» What to do
Lines containing the string "this" are to be counted; report the total by itself.

───── Data to use ─────

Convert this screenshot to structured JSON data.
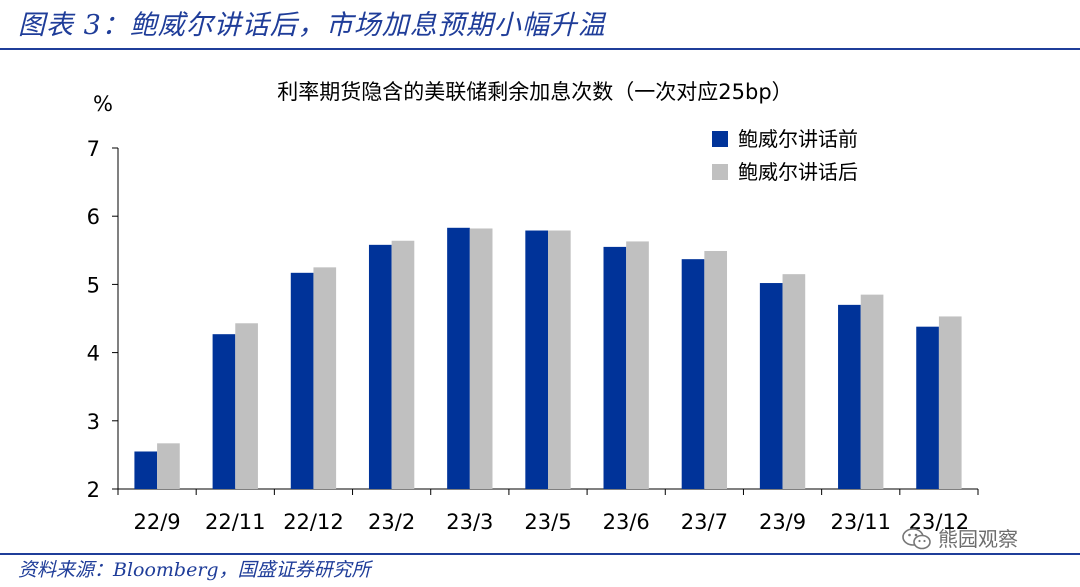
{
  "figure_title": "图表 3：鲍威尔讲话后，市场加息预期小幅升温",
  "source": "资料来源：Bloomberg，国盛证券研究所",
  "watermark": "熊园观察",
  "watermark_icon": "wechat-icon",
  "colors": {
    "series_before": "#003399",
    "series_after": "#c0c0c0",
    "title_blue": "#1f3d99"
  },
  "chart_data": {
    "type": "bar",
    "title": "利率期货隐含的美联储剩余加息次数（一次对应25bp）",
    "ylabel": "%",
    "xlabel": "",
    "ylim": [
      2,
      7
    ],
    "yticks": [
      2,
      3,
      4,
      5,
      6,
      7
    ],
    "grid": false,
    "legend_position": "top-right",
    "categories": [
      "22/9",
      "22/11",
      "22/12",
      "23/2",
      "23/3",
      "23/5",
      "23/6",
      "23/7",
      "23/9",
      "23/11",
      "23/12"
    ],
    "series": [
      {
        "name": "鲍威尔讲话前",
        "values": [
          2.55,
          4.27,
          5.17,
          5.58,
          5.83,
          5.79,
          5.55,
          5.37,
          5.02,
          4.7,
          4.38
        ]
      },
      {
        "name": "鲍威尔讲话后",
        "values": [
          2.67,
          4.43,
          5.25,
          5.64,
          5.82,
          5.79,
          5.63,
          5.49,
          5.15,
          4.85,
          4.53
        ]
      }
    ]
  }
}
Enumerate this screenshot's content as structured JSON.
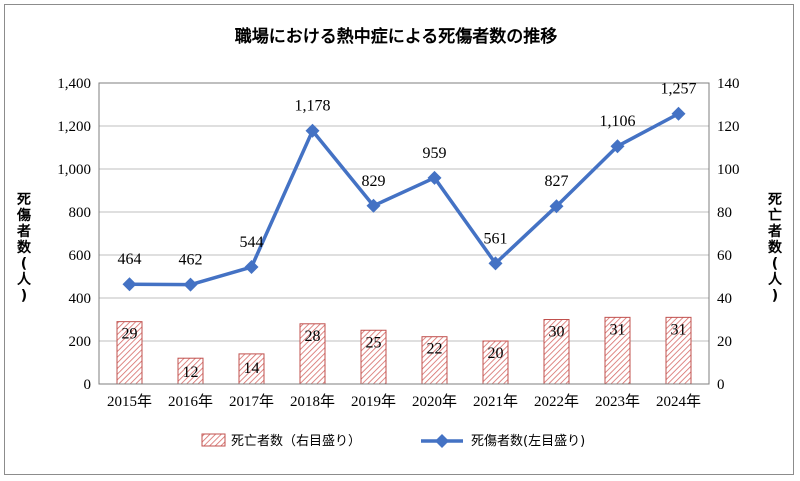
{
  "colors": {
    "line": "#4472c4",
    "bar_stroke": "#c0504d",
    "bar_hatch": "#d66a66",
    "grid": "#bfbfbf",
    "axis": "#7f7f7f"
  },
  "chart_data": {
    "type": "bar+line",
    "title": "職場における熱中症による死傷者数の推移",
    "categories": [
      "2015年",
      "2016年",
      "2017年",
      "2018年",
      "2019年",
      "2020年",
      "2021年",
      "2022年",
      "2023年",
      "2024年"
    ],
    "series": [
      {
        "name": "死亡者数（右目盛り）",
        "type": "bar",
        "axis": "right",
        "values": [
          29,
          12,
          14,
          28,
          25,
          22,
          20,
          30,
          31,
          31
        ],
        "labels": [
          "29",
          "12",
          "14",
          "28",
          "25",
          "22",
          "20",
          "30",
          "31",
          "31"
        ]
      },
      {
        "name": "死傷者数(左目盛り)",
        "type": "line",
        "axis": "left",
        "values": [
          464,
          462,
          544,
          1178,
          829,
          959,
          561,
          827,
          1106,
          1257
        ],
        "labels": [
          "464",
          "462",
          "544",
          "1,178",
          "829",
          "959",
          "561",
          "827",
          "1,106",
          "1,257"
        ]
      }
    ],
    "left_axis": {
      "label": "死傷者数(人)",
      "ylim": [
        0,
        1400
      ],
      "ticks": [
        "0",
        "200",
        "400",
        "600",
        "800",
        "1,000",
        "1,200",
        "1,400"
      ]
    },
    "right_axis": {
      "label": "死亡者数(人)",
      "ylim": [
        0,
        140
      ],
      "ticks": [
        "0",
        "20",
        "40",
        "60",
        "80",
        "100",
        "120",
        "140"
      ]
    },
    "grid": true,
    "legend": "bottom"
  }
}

─────

» Written response
2